(Dataset entries on figures)

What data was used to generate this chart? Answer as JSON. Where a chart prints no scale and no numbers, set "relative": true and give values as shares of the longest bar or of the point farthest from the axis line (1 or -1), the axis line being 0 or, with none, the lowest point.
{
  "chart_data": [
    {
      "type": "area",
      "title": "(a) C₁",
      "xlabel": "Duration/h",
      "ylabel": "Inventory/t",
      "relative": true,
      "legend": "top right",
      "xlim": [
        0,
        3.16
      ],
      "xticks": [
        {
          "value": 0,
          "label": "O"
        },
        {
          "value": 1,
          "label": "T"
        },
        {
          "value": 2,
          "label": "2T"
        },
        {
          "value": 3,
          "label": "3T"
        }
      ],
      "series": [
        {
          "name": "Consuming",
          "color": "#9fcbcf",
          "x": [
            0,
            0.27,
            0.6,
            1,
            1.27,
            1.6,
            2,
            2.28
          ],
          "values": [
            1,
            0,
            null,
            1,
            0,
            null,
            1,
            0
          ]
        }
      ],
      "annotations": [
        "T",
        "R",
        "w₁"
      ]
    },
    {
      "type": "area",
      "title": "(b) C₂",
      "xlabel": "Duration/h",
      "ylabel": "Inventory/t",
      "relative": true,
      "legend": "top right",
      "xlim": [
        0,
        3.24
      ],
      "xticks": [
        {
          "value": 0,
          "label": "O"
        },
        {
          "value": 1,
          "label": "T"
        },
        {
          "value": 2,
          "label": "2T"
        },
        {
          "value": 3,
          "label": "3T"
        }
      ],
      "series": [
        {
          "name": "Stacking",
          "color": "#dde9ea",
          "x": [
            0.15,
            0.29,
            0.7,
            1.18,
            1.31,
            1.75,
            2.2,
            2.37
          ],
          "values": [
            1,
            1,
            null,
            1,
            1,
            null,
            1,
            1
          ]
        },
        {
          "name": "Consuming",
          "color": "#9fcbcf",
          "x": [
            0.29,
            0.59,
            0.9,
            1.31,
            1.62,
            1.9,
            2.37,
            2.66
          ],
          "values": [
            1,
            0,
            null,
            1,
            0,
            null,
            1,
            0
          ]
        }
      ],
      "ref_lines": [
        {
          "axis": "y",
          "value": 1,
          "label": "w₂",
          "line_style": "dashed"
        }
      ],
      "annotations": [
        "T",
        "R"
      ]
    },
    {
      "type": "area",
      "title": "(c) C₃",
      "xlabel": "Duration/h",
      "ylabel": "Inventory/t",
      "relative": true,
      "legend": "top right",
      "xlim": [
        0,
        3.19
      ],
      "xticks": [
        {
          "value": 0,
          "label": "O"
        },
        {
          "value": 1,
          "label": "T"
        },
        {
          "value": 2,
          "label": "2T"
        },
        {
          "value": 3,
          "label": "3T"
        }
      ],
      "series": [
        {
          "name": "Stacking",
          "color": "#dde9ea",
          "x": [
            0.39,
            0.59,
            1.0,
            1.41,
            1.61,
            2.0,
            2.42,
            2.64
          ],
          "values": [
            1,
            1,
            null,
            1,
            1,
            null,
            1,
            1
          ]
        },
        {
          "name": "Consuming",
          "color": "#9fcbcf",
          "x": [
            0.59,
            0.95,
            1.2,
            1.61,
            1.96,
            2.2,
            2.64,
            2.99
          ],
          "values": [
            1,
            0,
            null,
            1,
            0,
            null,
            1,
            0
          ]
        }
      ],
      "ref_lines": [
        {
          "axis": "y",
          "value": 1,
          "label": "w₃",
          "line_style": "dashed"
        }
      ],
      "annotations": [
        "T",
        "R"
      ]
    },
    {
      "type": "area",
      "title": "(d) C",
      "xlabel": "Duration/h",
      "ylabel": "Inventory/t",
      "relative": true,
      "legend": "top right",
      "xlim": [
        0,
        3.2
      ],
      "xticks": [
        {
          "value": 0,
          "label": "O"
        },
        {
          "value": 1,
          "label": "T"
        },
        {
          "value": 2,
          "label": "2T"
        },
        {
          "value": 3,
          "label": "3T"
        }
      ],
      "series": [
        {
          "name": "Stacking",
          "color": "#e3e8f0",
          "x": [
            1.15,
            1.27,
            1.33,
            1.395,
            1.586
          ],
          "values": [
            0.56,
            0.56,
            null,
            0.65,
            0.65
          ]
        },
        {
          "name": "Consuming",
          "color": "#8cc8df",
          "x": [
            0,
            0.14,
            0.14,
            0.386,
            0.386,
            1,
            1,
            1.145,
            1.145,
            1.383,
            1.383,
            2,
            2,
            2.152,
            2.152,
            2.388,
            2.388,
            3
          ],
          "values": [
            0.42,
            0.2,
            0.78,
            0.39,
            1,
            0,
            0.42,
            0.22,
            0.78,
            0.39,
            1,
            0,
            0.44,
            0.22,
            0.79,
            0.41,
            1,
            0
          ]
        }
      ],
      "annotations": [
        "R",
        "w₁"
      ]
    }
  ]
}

* [EXERCISE AIM]:
From the first line to the last, please quote the material above exactly.

* [RESPONSE]:
What data was used to generate this chart? Answer as JSON. Where a chart prints no scale and no numbers, set "relative": true and give values as shares of the longest bar or of the point farthest from the axis line (1 or -1), the axis line being 0 or, with none, the lowest point.
{
  "chart_data": [
    {
      "type": "area",
      "title": "(a) C₁",
      "xlabel": "Duration/h",
      "ylabel": "Inventory/t",
      "relative": true,
      "legend": "top right",
      "xlim": [
        0,
        3.16
      ],
      "xticks": [
        {
          "value": 0,
          "label": "O"
        },
        {
          "value": 1,
          "label": "T"
        },
        {
          "value": 2,
          "label": "2T"
        },
        {
          "value": 3,
          "label": "3T"
        }
      ],
      "series": [
        {
          "name": "Consuming",
          "color": "#9fcbcf",
          "x": [
            0,
            0.27,
            0.6,
            1,
            1.27,
            1.6,
            2,
            2.28
          ],
          "values": [
            1,
            0,
            null,
            1,
            0,
            null,
            1,
            0
          ]
        }
      ],
      "annotations": [
        "T",
        "R",
        "w₁"
      ]
    },
    {
      "type": "area",
      "title": "(b) C₂",
      "xlabel": "Duration/h",
      "ylabel": "Inventory/t",
      "relative": true,
      "legend": "top right",
      "xlim": [
        0,
        3.24
      ],
      "xticks": [
        {
          "value": 0,
          "label": "O"
        },
        {
          "value": 1,
          "label": "T"
        },
        {
          "value": 2,
          "label": "2T"
        },
        {
          "value": 3,
          "label": "3T"
        }
      ],
      "series": [
        {
          "name": "Stacking",
          "color": "#dde9ea",
          "x": [
            0.15,
            0.29,
            0.7,
            1.18,
            1.31,
            1.75,
            2.2,
            2.37
          ],
          "values": [
            1,
            1,
            null,
            1,
            1,
            null,
            1,
            1
          ]
        },
        {
          "name": "Consuming",
          "color": "#9fcbcf",
          "x": [
            0.29,
            0.59,
            0.9,
            1.31,
            1.62,
            1.9,
            2.37,
            2.66
          ],
          "values": [
            1,
            0,
            null,
            1,
            0,
            null,
            1,
            0
          ]
        }
      ],
      "ref_lines": [
        {
          "axis": "y",
          "value": 1,
          "label": "w₂",
          "line_style": "dashed"
        }
      ],
      "annotations": [
        "T",
        "R"
      ]
    },
    {
      "type": "area",
      "title": "(c) C₃",
      "xlabel": "Duration/h",
      "ylabel": "Inventory/t",
      "relative": true,
      "legend": "top right",
      "xlim": [
        0,
        3.19
      ],
      "xticks": [
        {
          "value": 0,
          "label": "O"
        },
        {
          "value": 1,
          "label": "T"
        },
        {
          "value": 2,
          "label": "2T"
        },
        {
          "value": 3,
          "label": "3T"
        }
      ],
      "series": [
        {
          "name": "Stacking",
          "color": "#dde9ea",
          "x": [
            0.39,
            0.59,
            1.0,
            1.41,
            1.61,
            2.0,
            2.42,
            2.64
          ],
          "values": [
            1,
            1,
            null,
            1,
            1,
            null,
            1,
            1
          ]
        },
        {
          "name": "Consuming",
          "color": "#9fcbcf",
          "x": [
            0.59,
            0.95,
            1.2,
            1.61,
            1.96,
            2.2,
            2.64,
            2.99
          ],
          "values": [
            1,
            0,
            null,
            1,
            0,
            null,
            1,
            0
          ]
        }
      ],
      "ref_lines": [
        {
          "axis": "y",
          "value": 1,
          "label": "w₃",
          "line_style": "dashed"
        }
      ],
      "annotations": [
        "T",
        "R"
      ]
    },
    {
      "type": "area",
      "title": "(d) C",
      "xlabel": "Duration/h",
      "ylabel": "Inventory/t",
      "relative": true,
      "legend": "top right",
      "xlim": [
        0,
        3.2
      ],
      "xticks": [
        {
          "value": 0,
          "label": "O"
        },
        {
          "value": 1,
          "label": "T"
        },
        {
          "value": 2,
          "label": "2T"
        },
        {
          "value": 3,
          "label": "3T"
        }
      ],
      "series": [
        {
          "name": "Stacking",
          "color": "#e3e8f0",
          "x": [
            1.15,
            1.27,
            1.33,
            1.395,
            1.586
          ],
          "values": [
            0.56,
            0.56,
            null,
            0.65,
            0.65
          ]
        },
        {
          "name": "Consuming",
          "color": "#8cc8df",
          "x": [
            0,
            0.14,
            0.14,
            0.386,
            0.386,
            1,
            1,
            1.145,
            1.145,
            1.383,
            1.383,
            2,
            2,
            2.152,
            2.152,
            2.388,
            2.388,
            3
          ],
          "values": [
            0.42,
            0.2,
            0.78,
            0.39,
            1,
            0,
            0.42,
            0.22,
            0.78,
            0.39,
            1,
            0,
            0.44,
            0.22,
            0.79,
            0.41,
            1,
            0
          ]
        }
      ],
      "annotations": [
        "R",
        "w₁"
      ]
    }
  ]
}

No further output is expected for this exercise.